Working data:
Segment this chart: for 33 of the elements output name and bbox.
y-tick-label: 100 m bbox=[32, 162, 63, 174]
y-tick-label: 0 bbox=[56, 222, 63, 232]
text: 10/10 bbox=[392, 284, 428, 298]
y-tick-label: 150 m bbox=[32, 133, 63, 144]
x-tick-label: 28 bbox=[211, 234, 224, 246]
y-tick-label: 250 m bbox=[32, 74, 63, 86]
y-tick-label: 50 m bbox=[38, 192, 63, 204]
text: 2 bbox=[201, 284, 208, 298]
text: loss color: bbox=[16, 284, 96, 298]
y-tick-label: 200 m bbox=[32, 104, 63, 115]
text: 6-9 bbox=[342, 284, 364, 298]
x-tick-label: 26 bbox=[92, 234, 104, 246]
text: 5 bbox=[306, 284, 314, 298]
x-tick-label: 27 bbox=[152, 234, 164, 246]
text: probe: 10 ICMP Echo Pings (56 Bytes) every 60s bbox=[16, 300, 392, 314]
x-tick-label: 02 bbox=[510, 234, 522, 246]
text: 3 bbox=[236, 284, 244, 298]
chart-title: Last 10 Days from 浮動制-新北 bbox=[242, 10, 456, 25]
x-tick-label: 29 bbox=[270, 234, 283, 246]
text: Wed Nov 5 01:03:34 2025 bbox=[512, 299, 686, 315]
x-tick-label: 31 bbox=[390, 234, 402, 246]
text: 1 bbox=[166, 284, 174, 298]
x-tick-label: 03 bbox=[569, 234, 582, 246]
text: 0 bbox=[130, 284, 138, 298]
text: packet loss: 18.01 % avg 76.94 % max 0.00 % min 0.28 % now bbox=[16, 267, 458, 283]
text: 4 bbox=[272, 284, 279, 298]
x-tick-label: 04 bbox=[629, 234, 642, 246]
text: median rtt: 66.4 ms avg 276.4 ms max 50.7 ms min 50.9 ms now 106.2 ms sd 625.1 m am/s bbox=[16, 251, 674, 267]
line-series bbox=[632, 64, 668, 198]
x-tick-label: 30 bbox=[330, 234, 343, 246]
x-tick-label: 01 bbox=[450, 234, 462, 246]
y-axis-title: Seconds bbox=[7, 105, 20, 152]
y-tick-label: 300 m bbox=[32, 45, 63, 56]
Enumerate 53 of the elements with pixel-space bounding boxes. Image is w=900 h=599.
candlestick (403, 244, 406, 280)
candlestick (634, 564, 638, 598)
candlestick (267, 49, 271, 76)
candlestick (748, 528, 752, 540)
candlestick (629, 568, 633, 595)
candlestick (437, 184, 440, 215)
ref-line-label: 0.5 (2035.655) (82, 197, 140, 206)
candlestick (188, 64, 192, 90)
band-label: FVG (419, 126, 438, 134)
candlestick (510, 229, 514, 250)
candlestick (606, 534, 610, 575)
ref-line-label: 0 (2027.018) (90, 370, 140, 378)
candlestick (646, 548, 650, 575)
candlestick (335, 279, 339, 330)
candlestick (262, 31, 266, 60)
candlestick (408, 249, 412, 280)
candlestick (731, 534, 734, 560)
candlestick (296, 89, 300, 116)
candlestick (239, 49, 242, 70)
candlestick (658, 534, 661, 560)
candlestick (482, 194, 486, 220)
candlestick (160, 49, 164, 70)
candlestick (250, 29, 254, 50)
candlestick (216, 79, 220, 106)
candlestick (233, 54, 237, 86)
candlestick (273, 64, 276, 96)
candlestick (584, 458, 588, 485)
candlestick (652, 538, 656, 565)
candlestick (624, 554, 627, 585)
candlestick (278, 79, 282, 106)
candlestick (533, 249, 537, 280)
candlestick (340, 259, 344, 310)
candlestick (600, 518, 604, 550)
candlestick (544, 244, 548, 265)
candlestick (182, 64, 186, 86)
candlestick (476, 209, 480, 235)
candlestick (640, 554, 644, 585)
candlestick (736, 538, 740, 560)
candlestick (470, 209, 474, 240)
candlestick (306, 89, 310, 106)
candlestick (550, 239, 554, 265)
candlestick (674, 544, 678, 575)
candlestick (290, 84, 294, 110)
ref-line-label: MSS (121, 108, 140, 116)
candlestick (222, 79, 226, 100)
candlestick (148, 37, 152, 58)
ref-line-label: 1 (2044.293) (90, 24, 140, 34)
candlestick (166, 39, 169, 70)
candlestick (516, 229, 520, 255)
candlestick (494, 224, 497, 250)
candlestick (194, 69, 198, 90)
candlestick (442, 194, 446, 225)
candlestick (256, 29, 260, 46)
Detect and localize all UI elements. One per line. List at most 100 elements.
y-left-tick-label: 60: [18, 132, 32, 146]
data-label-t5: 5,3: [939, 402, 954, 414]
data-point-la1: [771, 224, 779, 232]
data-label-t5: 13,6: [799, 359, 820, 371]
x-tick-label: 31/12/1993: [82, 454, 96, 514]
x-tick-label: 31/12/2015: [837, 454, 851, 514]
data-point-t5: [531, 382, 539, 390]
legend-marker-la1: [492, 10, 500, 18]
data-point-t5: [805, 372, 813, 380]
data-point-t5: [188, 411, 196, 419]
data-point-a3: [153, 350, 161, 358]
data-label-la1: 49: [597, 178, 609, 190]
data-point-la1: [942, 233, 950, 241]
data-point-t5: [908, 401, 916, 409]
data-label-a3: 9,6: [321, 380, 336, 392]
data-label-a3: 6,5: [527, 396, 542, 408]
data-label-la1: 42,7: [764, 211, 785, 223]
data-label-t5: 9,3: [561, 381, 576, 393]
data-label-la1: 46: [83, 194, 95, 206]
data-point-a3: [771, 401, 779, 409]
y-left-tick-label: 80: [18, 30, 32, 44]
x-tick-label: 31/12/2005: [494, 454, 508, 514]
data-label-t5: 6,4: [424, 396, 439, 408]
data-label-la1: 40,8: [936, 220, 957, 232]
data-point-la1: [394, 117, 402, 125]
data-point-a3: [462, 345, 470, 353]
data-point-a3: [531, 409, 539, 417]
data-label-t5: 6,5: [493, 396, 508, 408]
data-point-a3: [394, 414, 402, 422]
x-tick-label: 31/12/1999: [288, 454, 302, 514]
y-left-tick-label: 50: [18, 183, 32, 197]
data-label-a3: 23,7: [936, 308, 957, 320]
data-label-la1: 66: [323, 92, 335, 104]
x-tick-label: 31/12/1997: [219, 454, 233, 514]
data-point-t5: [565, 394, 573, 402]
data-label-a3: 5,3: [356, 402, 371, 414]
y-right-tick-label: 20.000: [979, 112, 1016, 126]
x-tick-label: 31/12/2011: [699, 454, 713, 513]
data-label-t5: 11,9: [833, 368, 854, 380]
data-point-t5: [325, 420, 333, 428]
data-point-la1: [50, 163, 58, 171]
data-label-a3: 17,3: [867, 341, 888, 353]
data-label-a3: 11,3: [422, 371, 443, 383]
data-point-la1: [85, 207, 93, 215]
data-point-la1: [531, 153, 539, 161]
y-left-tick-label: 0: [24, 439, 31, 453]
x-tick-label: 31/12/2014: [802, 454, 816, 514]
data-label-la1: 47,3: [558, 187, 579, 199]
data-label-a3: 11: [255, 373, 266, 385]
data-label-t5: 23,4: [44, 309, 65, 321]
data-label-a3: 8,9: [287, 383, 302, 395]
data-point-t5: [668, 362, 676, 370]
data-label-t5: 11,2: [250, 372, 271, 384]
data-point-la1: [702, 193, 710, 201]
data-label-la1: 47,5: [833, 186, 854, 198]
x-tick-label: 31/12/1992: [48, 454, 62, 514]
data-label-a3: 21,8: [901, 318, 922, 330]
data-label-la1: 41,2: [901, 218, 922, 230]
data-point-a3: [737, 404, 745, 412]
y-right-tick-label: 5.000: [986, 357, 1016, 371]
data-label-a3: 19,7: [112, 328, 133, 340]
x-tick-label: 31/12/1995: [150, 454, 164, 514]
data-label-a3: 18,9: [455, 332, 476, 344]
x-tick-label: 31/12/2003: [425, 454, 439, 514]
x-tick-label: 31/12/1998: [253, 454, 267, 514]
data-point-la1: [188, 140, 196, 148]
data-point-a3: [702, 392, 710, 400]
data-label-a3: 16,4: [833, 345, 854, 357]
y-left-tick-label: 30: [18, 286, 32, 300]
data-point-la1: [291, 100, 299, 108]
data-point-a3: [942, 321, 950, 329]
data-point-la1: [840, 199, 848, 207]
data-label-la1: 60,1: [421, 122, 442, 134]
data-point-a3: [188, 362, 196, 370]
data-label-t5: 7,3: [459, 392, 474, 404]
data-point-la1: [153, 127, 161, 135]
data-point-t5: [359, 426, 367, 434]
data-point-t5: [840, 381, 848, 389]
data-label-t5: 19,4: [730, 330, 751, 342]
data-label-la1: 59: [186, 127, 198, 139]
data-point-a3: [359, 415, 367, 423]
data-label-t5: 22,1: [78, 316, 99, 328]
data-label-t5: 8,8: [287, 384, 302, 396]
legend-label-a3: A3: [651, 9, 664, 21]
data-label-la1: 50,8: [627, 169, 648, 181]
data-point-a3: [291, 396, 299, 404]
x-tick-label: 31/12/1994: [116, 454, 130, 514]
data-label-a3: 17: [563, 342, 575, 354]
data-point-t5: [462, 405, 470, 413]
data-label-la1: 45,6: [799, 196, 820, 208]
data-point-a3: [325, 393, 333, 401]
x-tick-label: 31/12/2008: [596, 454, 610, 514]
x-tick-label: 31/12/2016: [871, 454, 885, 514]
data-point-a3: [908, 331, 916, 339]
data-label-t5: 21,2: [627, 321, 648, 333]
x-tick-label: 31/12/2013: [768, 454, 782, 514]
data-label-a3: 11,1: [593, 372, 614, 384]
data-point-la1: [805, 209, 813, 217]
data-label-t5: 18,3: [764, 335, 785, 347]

Written instruction:
Reproduce the material word for word, beginning with its first line and ending with the line that contains "Enumerate 53 of", including that line.

Response to this task:
Segment this chart: for 33 of the elements output name and bbox.
y-tick-label: 100 m bbox=[32, 162, 63, 174]
y-tick-label: 0 bbox=[56, 222, 63, 232]
text: 10/10 bbox=[392, 284, 428, 298]
y-tick-label: 150 m bbox=[32, 133, 63, 144]
x-tick-label: 28 bbox=[211, 234, 224, 246]
y-tick-label: 250 m bbox=[32, 74, 63, 86]
y-tick-label: 50 m bbox=[38, 192, 63, 204]
text: 2 bbox=[201, 284, 208, 298]
text: loss color: bbox=[16, 284, 96, 298]
y-tick-label: 200 m bbox=[32, 104, 63, 115]
text: 6-9 bbox=[342, 284, 364, 298]
x-tick-label: 26 bbox=[92, 234, 104, 246]
text: 5 bbox=[306, 284, 314, 298]
x-tick-label: 27 bbox=[152, 234, 164, 246]
text: probe: 10 ICMP Echo Pings (56 Bytes) every 60s bbox=[16, 300, 392, 314]
x-tick-label: 02 bbox=[510, 234, 522, 246]
text: 3 bbox=[236, 284, 244, 298]
chart-title: Last 10 Days from 浮動制-新北 bbox=[242, 10, 456, 25]
x-tick-label: 29 bbox=[270, 234, 283, 246]
text: Wed Nov 5 01:03:34 2025 bbox=[512, 299, 686, 315]
x-tick-label: 31 bbox=[390, 234, 402, 246]
text: 1 bbox=[166, 284, 174, 298]
x-tick-label: 03 bbox=[569, 234, 582, 246]
text: 0 bbox=[130, 284, 138, 298]
text: packet loss: 18.01 % avg 76.94 % max 0.00 % min 0.28 % now bbox=[16, 267, 458, 283]
text: 4 bbox=[272, 284, 279, 298]
x-tick-label: 04 bbox=[629, 234, 642, 246]
text: median rtt: 66.4 ms avg 276.4 ms max 50.7 ms min 50.9 ms now 106.2 ms sd 625.1 m am/s bbox=[16, 251, 674, 267]
line-series bbox=[632, 64, 668, 198]
x-tick-label: 30 bbox=[330, 234, 343, 246]
x-tick-label: 01 bbox=[450, 234, 462, 246]
y-axis-title: Seconds bbox=[7, 105, 20, 152]
y-tick-label: 300 m bbox=[32, 45, 63, 56]
Enumerate 53 of the elements with pixel-space bounding boxes. Image is w=900 h=599.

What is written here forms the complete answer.